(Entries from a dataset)
======
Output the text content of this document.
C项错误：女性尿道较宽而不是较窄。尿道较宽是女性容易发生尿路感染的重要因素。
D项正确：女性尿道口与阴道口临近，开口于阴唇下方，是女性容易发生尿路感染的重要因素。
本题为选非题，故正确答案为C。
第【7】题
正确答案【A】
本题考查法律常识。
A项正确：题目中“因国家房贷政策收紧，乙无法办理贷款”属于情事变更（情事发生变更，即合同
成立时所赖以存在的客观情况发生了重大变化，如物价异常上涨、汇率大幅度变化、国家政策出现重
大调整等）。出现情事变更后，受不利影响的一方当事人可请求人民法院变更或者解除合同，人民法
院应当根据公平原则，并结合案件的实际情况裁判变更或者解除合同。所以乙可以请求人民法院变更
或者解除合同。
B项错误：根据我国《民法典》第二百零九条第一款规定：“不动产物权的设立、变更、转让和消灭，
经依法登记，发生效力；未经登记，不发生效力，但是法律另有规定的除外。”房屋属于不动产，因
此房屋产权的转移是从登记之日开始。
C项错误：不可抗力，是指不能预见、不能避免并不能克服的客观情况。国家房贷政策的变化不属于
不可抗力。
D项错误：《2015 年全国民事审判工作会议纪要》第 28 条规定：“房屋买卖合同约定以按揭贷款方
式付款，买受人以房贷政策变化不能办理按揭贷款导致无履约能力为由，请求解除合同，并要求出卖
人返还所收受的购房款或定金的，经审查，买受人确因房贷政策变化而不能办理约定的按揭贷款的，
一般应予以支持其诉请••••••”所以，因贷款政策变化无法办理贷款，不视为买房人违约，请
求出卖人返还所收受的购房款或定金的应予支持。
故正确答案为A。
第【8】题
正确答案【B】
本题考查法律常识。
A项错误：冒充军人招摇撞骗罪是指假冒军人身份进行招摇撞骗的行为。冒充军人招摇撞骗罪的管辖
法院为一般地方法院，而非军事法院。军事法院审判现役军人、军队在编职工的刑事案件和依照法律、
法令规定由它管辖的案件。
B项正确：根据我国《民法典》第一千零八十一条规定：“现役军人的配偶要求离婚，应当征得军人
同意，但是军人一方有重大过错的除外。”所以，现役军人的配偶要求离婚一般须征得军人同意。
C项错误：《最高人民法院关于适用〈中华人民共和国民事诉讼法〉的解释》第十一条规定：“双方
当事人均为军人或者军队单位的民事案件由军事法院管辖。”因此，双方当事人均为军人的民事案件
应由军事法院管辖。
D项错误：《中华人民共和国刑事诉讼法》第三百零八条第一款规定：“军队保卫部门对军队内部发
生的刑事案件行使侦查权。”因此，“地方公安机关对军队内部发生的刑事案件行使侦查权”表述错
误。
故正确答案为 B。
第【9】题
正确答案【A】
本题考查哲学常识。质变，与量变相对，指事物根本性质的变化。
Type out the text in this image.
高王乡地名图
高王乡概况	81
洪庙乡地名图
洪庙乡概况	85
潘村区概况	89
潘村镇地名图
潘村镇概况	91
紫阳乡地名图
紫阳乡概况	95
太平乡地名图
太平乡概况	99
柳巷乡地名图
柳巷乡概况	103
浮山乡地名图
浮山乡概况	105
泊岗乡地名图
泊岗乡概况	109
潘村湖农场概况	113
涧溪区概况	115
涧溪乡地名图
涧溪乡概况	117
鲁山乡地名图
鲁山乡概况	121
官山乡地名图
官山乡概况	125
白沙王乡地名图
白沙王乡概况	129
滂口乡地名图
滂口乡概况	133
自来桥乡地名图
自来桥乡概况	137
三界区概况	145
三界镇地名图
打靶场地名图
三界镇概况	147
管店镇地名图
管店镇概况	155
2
======
# Exercise objective:
From the preceding material, extract every line exactly.

# Written solution:
Output the text content of this document.
C项错误：女性尿道较宽而不是较窄。尿道较宽是女性容易发生尿路感染的重要因素。
D项正确：女性尿道口与阴道口临近，开口于阴唇下方，是女性容易发生尿路感染的重要因素。
本题为选非题，故正确答案为C。
第【7】题
正确答案【A】
本题考查法律常识。
A项正确：题目中“因国家房贷政策收紧，乙无法办理贷款”属于情事变更（情事发生变更，即合同
成立时所赖以存在的客观情况发生了重大变化，如物价异常上涨、汇率大幅度变化、国家政策出现重
大调整等）。出现情事变更后，受不利影响的一方当事人可请求人民法院变更或者解除合同，人民法
院应当根据公平原则，并结合案件的实际情况裁判变更或者解除合同。所以乙可以请求人民法院变更
或者解除合同。
B项错误：根据我国《民法典》第二百零九条第一款规定：“不动产物权的设立、变更、转让和消灭，
经依法登记，发生效力；未经登记，不发生效力，但是法律另有规定的除外。”房屋属于不动产，因
此房屋产权的转移是从登记之日开始。
C项错误：不可抗力，是指不能预见、不能避免并不能克服的客观情况。国家房贷政策的变化不属于
不可抗力。
D项错误：《2015 年全国民事审判工作会议纪要》第 28 条规定：“房屋买卖合同约定以按揭贷款方
式付款，买受人以房贷政策变化不能办理按揭贷款导致无履约能力为由，请求解除合同，并要求出卖
人返还所收受的购房款或定金的，经审查，买受人确因房贷政策变化而不能办理约定的按揭贷款的，
一般应予以支持其诉请••••••”所以，因贷款政策变化无法办理贷款，不视为买房人违约，请
求出卖人返还所收受的购房款或定金的应予支持。
故正确答案为A。
第【8】题
正确答案【B】
本题考查法律常识。
A项错误：冒充军人招摇撞骗罪是指假冒军人身份进行招摇撞骗的行为。冒充军人招摇撞骗罪的管辖
法院为一般地方法院，而非军事法院。军事法院审判现役军人、军队在编职工的刑事案件和依照法律、
法令规定由它管辖的案件。
B项正确：根据我国《民法典》第一千零八十一条规定：“现役军人的配偶要求离婚，应当征得军人
同意，但是军人一方有重大过错的除外。”所以，现役军人的配偶要求离婚一般须征得军人同意。
C项错误：《最高人民法院关于适用〈中华人民共和国民事诉讼法〉的解释》第十一条规定：“双方
当事人均为军人或者军队单位的民事案件由军事法院管辖。”因此，双方当事人均为军人的民事案件
应由军事法院管辖。
D项错误：《中华人民共和国刑事诉讼法》第三百零八条第一款规定：“军队保卫部门对军队内部发
生的刑事案件行使侦查权。”因此，“地方公安机关对军队内部发生的刑事案件行使侦查权”表述错
误。
故正确答案为 B。
第【9】题
正确答案【A】
本题考查哲学常识。质变，与量变相对，指事物根本性质的变化。
Type out the text in this image.
高王乡地名图
高王乡概况	81
洪庙乡地名图
洪庙乡概况	85
潘村区概况	89
潘村镇地名图
潘村镇概况	91
紫阳乡地名图
紫阳乡概况	95
太平乡地名图
太平乡概况	99
柳巷乡地名图
柳巷乡概况	103
浮山乡地名图
浮山乡概况	105
泊岗乡地名图
泊岗乡概况	109
潘村湖农场概况	113
涧溪区概况	115
涧溪乡地名图
涧溪乡概况	117
鲁山乡地名图
鲁山乡概况	121
官山乡地名图
官山乡概况	125
白沙王乡地名图
白沙王乡概况	129
滂口乡地名图
滂口乡概况	133
自来桥乡地名图
自来桥乡概况	137
三界区概况	145
三界镇地名图
打靶场地名图
三界镇概况	147
管店镇地名图
管店镇概况	155
2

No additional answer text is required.